* [AVAILABLE RECORDS]
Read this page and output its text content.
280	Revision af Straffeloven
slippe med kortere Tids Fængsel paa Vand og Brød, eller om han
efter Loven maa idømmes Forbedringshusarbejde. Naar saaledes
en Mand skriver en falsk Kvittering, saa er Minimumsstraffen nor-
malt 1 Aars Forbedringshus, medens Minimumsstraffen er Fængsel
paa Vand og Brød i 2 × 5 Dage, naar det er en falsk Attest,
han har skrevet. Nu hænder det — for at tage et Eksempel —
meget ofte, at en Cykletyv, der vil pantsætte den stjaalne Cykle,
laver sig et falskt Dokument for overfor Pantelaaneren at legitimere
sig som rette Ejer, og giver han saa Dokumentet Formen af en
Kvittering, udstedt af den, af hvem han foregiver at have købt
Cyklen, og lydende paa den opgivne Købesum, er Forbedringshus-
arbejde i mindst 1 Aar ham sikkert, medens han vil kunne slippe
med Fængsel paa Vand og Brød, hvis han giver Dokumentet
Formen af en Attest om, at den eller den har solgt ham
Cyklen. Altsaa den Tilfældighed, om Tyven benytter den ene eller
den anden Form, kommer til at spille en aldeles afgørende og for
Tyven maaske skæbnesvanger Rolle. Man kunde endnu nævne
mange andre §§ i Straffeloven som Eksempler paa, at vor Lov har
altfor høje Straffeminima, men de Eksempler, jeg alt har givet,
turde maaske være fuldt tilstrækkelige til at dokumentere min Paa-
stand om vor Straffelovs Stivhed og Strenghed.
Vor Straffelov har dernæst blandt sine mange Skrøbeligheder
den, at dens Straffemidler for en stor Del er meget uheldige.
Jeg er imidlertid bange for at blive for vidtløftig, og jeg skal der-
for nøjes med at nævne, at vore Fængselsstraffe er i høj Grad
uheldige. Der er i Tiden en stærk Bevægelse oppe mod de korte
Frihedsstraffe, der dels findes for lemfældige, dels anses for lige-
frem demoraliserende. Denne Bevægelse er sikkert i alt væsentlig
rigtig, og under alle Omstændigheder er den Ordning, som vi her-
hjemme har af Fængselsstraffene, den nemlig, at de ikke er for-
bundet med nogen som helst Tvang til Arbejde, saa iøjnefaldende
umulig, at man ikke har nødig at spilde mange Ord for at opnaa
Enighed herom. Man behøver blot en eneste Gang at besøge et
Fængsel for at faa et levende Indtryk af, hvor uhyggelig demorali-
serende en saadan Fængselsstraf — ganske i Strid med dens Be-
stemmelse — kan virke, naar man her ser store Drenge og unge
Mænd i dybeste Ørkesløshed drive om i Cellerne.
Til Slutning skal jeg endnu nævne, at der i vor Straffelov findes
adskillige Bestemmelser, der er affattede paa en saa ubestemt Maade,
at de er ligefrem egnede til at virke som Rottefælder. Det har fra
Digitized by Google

* [TASK DIRECTIONS]
Of all the lines in the material above, how many contain the word "Brød"? Give only the count.

* [TASK RESULT]
3